_Instructions for the task_
Take each line containing the word "Highway" and copy it.

_Raw data_
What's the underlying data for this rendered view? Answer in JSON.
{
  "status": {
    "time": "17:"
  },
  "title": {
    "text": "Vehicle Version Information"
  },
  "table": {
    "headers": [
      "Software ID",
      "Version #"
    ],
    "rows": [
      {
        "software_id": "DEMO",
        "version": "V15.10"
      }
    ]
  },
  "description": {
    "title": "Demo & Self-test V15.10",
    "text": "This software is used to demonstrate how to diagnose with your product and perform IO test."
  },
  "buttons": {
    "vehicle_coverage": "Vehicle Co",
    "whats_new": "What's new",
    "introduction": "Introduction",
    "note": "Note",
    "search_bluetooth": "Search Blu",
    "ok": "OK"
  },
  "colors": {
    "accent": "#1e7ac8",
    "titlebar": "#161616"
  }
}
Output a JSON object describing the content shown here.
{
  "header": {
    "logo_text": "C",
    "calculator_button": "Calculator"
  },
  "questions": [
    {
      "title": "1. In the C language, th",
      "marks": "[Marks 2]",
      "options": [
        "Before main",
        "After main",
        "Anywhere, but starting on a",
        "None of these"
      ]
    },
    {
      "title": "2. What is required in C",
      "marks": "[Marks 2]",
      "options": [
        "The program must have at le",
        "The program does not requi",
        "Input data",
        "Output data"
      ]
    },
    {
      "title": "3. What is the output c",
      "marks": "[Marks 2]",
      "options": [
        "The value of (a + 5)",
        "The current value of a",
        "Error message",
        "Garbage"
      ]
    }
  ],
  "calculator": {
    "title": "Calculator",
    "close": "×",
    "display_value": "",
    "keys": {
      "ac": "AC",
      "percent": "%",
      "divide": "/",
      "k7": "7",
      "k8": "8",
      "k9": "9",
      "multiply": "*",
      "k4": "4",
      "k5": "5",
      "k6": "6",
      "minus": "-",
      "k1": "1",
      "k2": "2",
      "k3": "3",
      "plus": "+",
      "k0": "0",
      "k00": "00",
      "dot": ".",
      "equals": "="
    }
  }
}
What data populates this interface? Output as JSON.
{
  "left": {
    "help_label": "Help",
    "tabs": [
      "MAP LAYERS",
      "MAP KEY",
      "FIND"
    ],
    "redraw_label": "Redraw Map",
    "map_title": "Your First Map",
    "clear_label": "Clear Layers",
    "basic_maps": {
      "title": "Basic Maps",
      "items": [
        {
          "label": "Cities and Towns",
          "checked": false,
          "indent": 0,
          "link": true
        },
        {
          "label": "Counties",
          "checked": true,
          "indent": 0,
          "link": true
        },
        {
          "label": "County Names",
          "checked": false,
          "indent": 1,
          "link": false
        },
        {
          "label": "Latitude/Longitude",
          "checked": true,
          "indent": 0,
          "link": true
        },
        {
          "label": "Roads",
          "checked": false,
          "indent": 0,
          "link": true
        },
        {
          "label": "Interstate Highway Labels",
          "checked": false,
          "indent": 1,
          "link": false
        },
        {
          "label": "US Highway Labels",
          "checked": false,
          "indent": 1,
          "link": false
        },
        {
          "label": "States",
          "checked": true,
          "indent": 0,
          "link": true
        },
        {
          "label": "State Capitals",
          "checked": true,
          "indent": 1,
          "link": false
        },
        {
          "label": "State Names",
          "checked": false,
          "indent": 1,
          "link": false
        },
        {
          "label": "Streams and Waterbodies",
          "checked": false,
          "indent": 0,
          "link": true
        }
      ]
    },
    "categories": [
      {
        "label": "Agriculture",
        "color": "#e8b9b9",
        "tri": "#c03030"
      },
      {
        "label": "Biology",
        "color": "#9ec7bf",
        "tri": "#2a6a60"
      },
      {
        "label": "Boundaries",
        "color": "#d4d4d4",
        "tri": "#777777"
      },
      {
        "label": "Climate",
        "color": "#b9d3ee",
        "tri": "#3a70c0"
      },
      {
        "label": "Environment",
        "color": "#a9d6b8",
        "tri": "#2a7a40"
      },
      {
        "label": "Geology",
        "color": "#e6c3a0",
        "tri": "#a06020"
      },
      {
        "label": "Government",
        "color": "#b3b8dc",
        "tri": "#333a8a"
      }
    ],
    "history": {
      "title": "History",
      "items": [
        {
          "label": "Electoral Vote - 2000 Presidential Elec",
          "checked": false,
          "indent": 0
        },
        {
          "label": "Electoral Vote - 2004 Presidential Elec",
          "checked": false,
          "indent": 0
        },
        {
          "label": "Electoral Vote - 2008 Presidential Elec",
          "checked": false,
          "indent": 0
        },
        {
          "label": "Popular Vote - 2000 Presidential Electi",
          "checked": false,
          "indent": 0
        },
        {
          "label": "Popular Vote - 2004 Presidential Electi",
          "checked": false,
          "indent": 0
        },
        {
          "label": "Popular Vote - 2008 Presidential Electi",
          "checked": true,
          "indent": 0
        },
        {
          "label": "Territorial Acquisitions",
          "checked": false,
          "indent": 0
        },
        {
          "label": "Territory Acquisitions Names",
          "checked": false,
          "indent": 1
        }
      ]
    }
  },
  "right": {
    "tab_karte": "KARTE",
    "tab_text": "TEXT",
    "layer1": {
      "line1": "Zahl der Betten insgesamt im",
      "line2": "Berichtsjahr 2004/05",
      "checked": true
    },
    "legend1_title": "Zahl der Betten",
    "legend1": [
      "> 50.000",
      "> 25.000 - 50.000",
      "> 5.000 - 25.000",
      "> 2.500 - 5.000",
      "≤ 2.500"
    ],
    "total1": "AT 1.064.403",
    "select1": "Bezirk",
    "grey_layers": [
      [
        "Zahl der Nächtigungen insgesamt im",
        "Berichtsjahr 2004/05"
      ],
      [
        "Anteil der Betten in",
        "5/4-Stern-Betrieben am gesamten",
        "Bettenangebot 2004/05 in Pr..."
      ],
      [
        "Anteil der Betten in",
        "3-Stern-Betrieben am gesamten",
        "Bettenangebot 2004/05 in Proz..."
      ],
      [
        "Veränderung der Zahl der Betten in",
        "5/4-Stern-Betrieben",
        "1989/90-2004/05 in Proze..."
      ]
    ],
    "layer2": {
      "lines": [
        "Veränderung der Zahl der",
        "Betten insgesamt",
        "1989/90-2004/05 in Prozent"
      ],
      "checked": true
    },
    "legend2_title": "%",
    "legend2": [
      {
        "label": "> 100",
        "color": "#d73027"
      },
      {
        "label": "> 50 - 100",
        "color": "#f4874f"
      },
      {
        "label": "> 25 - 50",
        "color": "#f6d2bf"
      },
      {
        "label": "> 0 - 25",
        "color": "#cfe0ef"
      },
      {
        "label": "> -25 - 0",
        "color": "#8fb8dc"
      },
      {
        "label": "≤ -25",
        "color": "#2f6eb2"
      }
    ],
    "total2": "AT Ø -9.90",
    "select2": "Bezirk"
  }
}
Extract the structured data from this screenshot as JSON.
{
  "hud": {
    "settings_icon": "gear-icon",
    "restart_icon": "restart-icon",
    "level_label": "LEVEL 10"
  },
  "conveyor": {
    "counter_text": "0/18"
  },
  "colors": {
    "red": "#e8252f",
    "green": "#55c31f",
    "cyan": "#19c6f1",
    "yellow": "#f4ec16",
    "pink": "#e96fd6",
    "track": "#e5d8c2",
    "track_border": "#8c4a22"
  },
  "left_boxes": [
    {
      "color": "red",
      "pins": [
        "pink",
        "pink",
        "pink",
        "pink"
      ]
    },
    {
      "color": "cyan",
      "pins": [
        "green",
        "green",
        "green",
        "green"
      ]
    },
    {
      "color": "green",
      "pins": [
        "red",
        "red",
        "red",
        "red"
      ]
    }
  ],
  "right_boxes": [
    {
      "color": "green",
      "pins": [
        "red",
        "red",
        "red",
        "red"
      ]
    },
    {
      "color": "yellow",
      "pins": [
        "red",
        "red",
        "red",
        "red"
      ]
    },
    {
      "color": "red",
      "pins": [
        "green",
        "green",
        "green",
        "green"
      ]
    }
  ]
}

_Result_
          "label": "Interstate Highway Labels",
          "label": "US Highway Labels",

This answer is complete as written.